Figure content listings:
— START —

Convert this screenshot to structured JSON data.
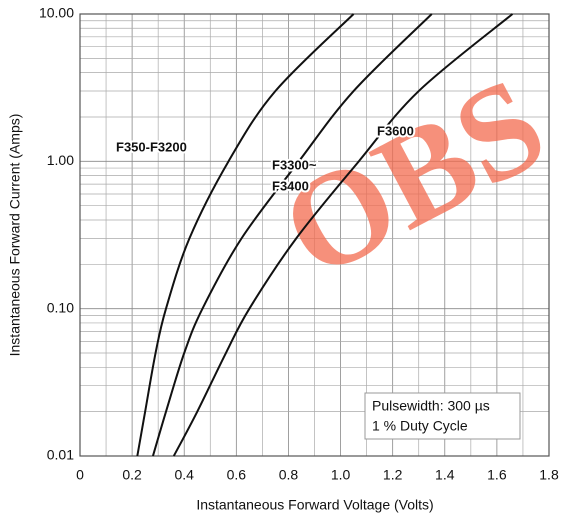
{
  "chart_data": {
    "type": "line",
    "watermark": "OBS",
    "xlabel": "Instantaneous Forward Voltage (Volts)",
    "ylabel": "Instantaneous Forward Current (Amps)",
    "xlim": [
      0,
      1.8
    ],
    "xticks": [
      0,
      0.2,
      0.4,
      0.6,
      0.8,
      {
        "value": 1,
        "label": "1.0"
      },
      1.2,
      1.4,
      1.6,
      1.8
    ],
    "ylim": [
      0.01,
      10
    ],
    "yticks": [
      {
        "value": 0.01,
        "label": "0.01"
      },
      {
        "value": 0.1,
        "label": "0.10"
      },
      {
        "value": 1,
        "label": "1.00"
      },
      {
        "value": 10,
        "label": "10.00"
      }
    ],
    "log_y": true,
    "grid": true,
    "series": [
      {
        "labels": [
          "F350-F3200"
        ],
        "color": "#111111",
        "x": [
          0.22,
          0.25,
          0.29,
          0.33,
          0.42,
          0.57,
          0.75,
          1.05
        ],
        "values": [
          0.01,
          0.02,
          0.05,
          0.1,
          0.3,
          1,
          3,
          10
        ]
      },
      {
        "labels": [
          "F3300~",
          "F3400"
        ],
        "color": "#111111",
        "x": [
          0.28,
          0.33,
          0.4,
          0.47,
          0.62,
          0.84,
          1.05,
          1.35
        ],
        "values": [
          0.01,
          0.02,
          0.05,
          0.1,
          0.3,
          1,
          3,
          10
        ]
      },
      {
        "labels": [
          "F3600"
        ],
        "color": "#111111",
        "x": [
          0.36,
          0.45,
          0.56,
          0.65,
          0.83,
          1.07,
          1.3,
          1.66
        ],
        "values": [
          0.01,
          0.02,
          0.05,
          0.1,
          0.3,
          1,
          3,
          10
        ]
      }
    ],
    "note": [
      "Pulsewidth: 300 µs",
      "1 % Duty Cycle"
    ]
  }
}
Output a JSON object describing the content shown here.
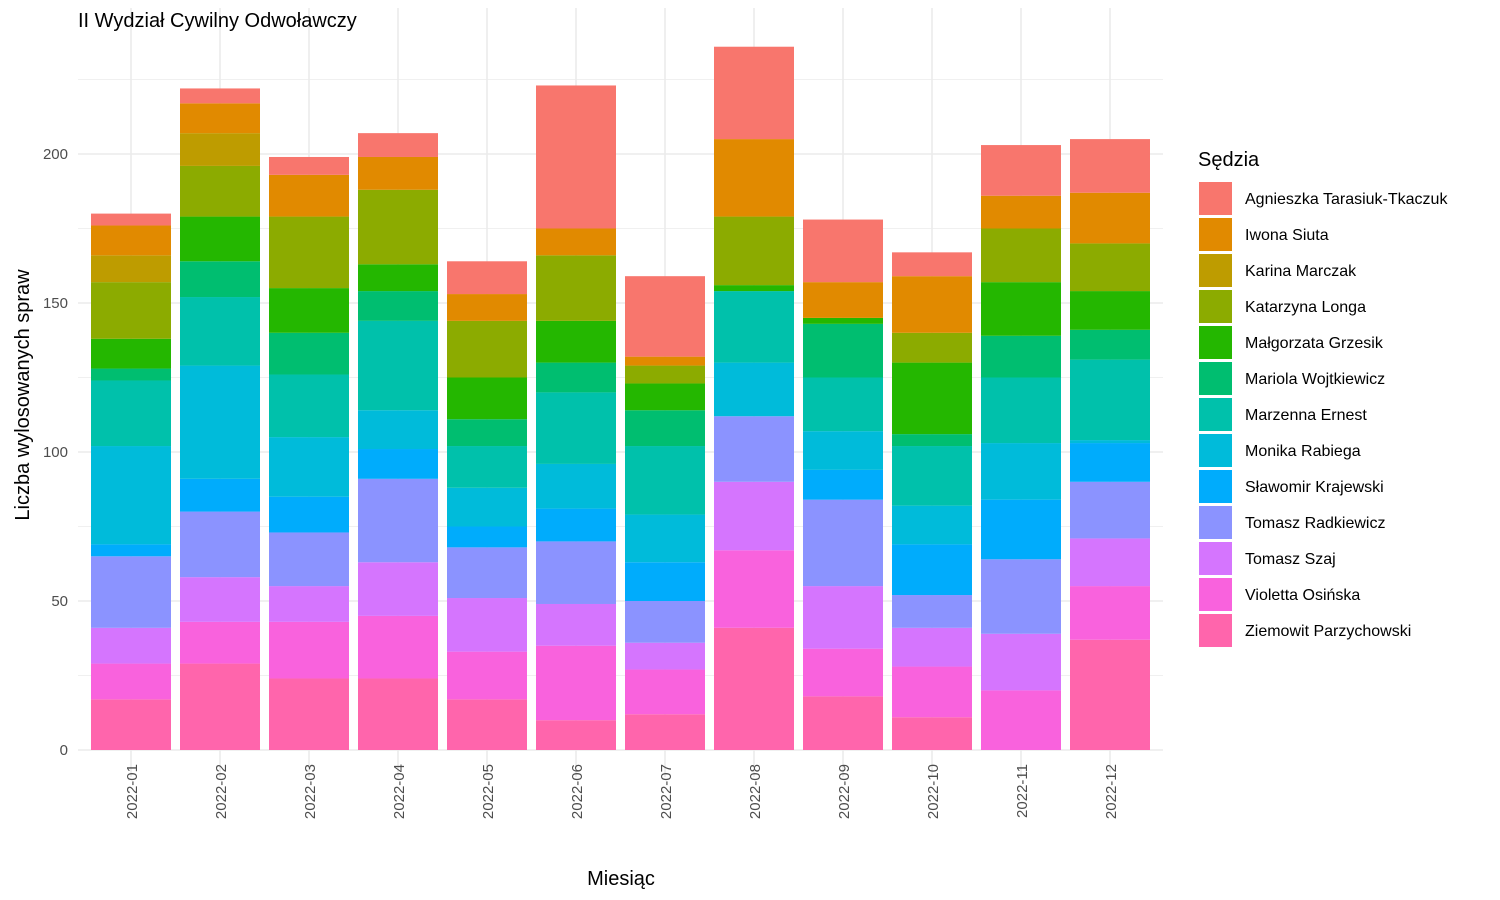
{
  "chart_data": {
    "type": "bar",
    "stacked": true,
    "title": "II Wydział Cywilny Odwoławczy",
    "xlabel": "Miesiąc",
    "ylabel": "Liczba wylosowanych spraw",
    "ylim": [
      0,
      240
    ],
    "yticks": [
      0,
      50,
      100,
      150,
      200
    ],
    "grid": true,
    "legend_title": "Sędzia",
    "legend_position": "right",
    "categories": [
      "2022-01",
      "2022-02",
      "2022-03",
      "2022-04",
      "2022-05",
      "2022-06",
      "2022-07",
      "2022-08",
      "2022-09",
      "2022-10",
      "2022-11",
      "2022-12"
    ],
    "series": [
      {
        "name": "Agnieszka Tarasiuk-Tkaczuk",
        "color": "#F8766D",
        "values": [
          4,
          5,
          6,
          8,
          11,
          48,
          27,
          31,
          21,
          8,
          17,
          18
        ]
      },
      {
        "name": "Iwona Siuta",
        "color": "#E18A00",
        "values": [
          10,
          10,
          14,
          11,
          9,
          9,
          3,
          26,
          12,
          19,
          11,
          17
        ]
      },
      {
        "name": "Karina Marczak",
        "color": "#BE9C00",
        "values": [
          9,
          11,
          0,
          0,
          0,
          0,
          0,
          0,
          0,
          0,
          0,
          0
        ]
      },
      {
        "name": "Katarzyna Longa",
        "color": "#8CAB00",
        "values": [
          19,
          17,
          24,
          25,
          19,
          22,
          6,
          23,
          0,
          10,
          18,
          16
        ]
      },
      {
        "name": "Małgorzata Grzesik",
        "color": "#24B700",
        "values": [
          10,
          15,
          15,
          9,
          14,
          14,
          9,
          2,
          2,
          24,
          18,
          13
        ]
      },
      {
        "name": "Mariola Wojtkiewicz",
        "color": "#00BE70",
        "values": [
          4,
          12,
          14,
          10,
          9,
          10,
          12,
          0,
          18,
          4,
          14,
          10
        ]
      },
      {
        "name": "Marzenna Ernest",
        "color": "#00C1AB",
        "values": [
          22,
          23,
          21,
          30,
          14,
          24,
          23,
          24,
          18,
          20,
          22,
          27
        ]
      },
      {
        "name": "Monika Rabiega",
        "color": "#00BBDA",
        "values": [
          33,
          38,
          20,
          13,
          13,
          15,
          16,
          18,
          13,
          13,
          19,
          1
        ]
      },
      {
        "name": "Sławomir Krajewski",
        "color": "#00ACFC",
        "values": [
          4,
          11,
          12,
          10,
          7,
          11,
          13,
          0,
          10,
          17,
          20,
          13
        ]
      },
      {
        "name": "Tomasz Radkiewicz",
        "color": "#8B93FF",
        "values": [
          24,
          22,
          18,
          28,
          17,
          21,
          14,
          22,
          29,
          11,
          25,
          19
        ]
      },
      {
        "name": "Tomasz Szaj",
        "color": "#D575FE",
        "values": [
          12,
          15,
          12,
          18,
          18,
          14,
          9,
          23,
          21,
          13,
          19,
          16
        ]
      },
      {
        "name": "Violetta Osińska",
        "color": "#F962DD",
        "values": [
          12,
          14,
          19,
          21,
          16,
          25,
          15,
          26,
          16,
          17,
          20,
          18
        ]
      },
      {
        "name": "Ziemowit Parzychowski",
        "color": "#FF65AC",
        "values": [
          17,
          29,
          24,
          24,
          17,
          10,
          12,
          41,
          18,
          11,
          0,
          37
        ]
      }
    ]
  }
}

— END —
— START —

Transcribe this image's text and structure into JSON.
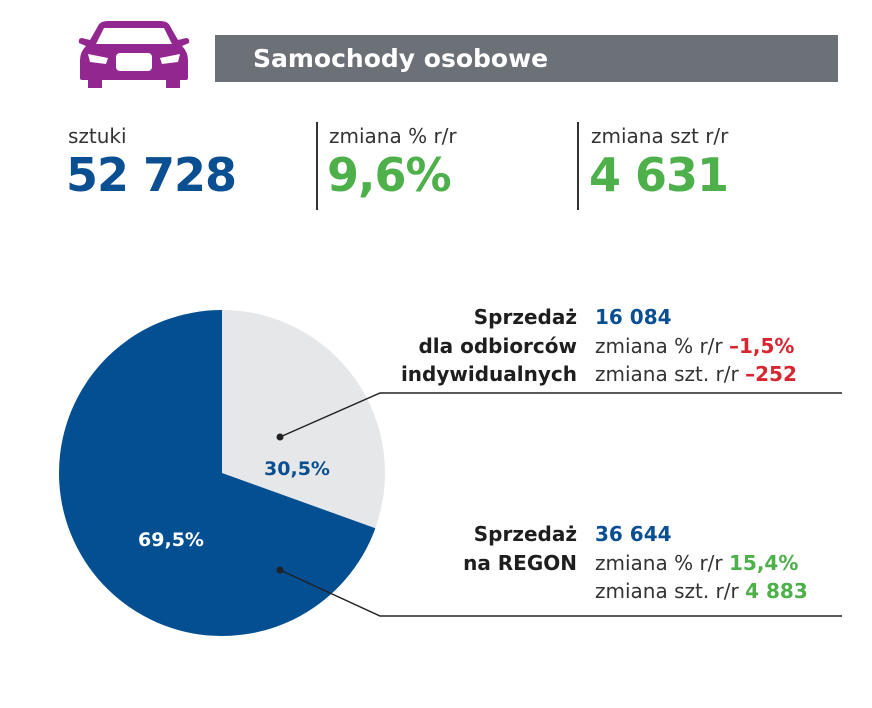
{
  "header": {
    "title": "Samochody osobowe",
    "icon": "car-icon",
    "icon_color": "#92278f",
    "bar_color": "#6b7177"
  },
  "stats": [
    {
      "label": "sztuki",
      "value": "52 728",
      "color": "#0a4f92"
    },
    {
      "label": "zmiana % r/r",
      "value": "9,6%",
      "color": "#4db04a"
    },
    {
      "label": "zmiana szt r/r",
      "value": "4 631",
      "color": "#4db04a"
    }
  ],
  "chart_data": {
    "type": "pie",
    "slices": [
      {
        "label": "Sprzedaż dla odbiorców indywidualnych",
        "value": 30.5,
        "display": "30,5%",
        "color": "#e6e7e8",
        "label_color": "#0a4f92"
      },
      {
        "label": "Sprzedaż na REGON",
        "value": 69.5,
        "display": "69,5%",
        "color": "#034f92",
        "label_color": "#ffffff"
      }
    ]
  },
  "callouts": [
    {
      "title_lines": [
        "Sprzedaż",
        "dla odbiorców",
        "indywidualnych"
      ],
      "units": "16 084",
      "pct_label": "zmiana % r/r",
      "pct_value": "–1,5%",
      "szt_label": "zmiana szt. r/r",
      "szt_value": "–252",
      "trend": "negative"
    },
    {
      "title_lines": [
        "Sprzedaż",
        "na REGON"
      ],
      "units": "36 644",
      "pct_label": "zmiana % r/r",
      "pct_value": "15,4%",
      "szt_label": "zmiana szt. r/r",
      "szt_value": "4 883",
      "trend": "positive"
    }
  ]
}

— END —

_What is required_:
Read the lines above. Gather those in which the string "Instantaneous" is found.

_Output below_:
    "xlabel": "Instantaneous Forward Voltage (Volts)",
    "ylabel": "Instantaneous Forward Current (Amps)",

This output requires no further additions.